* _What to produce_: Pull out each line of the data that includes the word "Refused".

* _Input material_:

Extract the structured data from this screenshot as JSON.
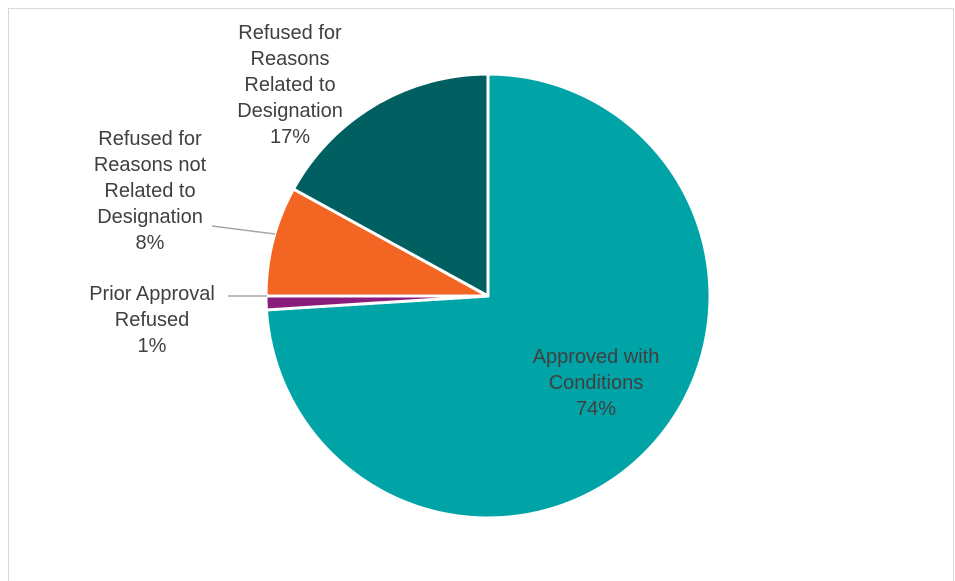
{
  "chart_data": {
    "type": "pie",
    "title": "",
    "slices": [
      {
        "label": "Approved with Conditions",
        "lines": [
          "Approved with",
          "Conditions"
        ],
        "pct_label": "74%",
        "value": 74,
        "color": "#00a3a6"
      },
      {
        "label": "Prior Approval Refused",
        "lines": [
          "Prior Approval",
          "Refused"
        ],
        "pct_label": "1%",
        "value": 1,
        "color": "#8a1c7c"
      },
      {
        "label": "Refused for Reasons not Related to Designation",
        "lines": [
          "Refused for",
          "Reasons not",
          "Related to",
          "Designation"
        ],
        "pct_label": "8%",
        "value": 8,
        "color": "#f26522"
      },
      {
        "label": "Refused for Reasons Related to Designation",
        "lines": [
          "Refused for",
          "Reasons",
          "Related to",
          "Designation"
        ],
        "pct_label": "17%",
        "value": 17,
        "color": "#005f60"
      }
    ],
    "legend": "none"
  }
}
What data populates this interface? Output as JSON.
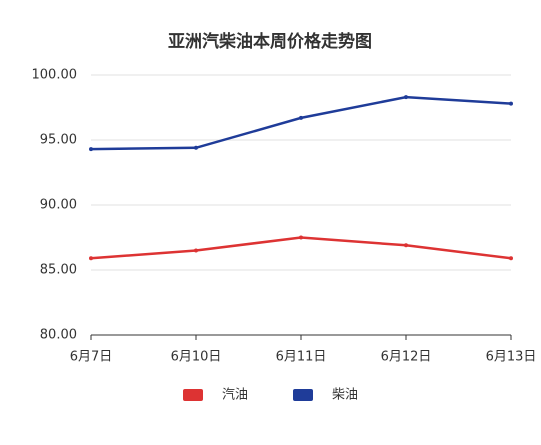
{
  "chart_data": {
    "type": "line",
    "title": "亚洲汽柴油本周价格走势图",
    "categories": [
      "6月7日",
      "6月10日",
      "6月11日",
      "6月12日",
      "6月13日"
    ],
    "series": [
      {
        "name": "汽油",
        "color": "#dd3333",
        "values": [
          85.9,
          86.5,
          87.5,
          86.9,
          85.9
        ]
      },
      {
        "name": "柴油",
        "color": "#1f3c99",
        "values": [
          94.3,
          94.4,
          96.7,
          98.3,
          97.8
        ]
      }
    ],
    "ylim": [
      80,
      100
    ],
    "yticks": [
      {
        "value": 80,
        "label": "80.00"
      },
      {
        "value": 85,
        "label": "85.00"
      },
      {
        "value": 90,
        "label": "90.00"
      },
      {
        "value": 95,
        "label": "95.00"
      },
      {
        "value": 100,
        "label": "100.00"
      }
    ],
    "grid": true,
    "legend": "bottom"
  }
}
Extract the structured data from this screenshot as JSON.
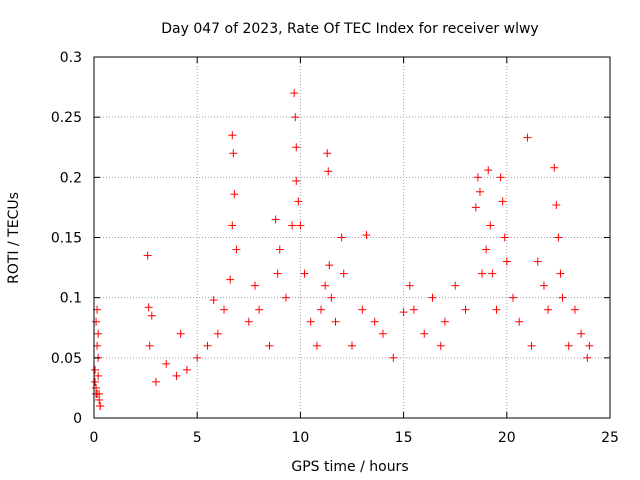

* _Answer in full_:
        "label": "Prior Approval Refused",
          "Refused"
        "label": "Refused for Reasons not Related to Designation",
          "Refused for",
        "label": "Refused for Reasons Related to Designation",
          "Refused for",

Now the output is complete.